**Listed records**

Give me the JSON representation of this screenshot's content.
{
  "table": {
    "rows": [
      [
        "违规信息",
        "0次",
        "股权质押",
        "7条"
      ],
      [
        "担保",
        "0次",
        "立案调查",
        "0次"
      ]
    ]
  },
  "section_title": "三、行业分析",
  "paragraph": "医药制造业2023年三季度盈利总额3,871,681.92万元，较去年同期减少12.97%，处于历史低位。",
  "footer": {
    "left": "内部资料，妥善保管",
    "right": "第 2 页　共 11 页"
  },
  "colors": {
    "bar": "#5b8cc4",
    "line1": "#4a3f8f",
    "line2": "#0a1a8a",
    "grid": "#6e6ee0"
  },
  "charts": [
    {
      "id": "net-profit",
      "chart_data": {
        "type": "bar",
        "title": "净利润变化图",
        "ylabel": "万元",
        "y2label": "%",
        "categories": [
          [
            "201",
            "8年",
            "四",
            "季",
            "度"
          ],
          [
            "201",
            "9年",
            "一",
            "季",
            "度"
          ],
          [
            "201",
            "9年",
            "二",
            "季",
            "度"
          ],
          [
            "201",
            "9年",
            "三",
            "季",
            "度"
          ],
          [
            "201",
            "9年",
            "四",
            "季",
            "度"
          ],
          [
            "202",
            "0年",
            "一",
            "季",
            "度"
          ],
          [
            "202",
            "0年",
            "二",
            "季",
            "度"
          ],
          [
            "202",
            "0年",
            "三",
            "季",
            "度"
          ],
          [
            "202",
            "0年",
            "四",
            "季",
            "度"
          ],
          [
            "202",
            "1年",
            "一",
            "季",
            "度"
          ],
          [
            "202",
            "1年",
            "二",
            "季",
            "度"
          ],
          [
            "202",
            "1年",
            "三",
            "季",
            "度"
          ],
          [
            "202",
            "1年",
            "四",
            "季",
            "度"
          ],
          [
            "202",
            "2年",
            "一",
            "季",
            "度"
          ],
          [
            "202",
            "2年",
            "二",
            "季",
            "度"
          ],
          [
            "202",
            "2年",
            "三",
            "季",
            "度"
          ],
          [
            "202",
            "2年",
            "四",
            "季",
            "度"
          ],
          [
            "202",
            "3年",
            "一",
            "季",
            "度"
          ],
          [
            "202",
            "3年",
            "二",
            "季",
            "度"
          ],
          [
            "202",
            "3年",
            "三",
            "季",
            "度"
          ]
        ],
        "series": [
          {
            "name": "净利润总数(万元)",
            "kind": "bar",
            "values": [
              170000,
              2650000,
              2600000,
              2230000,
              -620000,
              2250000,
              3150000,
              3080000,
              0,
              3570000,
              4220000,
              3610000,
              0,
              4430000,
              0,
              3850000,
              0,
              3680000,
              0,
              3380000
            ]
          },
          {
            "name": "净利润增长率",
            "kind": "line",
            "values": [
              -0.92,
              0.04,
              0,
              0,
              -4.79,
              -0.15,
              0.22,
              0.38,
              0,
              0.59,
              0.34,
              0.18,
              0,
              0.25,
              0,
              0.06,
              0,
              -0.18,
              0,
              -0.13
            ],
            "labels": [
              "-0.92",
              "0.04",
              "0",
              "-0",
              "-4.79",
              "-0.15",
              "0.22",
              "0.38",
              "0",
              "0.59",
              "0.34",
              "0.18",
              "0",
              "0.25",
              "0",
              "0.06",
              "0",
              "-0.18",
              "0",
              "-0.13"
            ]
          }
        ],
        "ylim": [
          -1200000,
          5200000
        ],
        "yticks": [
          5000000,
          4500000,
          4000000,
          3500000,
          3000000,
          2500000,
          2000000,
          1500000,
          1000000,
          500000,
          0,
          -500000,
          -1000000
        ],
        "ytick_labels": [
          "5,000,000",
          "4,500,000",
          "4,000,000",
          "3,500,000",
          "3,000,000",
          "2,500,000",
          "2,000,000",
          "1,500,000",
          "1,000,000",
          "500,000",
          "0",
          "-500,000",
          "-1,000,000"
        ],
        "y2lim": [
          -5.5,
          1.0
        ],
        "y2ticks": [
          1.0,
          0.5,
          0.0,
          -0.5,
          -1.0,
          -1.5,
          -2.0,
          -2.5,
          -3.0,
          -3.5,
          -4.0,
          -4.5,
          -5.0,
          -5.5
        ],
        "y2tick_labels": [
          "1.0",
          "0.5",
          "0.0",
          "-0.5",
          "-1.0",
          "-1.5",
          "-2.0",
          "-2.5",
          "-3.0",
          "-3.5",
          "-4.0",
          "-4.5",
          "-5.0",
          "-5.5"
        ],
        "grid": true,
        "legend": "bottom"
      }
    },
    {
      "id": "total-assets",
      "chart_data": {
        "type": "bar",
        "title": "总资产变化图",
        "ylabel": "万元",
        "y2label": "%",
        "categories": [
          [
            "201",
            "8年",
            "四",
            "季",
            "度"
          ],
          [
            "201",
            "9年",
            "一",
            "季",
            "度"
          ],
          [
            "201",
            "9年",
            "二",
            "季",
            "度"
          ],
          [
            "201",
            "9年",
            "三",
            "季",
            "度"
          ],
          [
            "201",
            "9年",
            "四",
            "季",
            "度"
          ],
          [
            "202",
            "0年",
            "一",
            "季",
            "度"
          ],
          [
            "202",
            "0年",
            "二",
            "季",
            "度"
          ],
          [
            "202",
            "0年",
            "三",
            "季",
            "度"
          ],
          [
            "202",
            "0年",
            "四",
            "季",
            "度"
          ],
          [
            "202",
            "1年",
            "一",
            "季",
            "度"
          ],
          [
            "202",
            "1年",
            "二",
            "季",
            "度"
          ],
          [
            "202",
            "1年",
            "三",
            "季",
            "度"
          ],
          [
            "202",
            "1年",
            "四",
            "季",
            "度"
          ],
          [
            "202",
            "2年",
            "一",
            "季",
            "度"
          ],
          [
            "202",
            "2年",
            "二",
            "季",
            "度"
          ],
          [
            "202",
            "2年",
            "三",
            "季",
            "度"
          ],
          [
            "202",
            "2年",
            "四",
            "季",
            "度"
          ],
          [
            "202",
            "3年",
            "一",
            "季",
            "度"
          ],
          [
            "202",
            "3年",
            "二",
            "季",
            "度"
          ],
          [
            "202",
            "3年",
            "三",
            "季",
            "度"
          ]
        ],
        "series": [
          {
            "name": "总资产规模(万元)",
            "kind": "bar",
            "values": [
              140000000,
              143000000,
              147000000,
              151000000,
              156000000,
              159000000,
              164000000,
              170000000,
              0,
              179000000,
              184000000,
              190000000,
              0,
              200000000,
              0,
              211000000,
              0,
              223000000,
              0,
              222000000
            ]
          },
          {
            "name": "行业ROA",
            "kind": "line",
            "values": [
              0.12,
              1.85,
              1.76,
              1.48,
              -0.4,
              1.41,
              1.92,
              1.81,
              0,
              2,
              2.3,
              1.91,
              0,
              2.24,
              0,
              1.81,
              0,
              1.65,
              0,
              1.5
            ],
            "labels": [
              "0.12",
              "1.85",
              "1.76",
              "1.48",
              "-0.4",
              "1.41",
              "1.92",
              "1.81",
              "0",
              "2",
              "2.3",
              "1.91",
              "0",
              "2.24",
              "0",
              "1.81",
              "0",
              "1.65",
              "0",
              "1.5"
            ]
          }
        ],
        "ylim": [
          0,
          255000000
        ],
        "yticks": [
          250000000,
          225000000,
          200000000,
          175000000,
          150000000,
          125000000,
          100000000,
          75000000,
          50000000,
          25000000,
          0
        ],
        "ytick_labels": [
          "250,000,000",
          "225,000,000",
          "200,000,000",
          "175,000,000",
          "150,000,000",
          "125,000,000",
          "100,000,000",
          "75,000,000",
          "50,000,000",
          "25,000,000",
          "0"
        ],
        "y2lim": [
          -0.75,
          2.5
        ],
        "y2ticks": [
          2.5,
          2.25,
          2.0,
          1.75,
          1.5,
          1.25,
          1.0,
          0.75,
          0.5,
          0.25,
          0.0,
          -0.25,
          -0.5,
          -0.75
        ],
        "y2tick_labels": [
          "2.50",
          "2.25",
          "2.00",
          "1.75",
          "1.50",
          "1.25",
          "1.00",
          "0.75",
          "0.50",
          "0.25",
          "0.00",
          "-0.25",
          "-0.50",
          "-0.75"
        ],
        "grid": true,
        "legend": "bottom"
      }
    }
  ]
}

* * *

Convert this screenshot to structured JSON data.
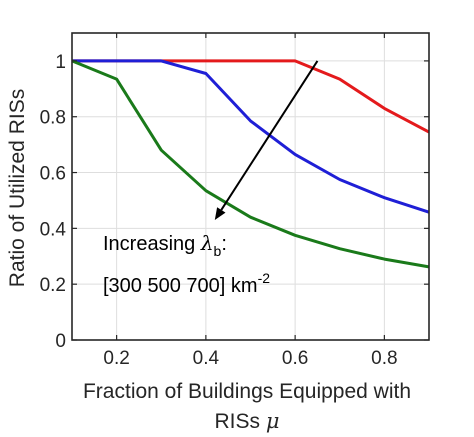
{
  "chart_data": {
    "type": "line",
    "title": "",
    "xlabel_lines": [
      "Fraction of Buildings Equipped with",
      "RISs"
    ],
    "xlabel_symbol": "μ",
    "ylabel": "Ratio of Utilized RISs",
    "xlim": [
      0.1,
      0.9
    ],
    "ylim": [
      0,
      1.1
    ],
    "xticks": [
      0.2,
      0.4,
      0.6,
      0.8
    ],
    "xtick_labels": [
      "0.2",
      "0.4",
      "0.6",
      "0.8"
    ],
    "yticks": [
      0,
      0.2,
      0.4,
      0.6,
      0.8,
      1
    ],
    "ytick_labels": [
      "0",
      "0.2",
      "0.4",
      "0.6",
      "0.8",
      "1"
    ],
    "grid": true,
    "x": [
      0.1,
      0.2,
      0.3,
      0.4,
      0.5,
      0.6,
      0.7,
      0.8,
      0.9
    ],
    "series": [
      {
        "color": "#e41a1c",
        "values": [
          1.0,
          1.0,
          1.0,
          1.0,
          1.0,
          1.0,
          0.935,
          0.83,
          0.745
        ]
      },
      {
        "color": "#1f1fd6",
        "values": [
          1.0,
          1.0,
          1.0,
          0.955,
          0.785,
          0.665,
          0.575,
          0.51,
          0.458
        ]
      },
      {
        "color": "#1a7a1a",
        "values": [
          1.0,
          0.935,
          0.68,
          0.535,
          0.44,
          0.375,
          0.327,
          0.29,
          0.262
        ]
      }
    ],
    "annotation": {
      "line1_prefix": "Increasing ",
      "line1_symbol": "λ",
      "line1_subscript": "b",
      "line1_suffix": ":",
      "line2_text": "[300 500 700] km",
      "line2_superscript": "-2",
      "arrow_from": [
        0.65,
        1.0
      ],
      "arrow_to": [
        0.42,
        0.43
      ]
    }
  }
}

**Instructions for the task**
Copy each line above where the string "this" occurs.

**Worked solution**
Give me the JSON representation of this screenshot's content.
Convert this screenshot to structured JSON data.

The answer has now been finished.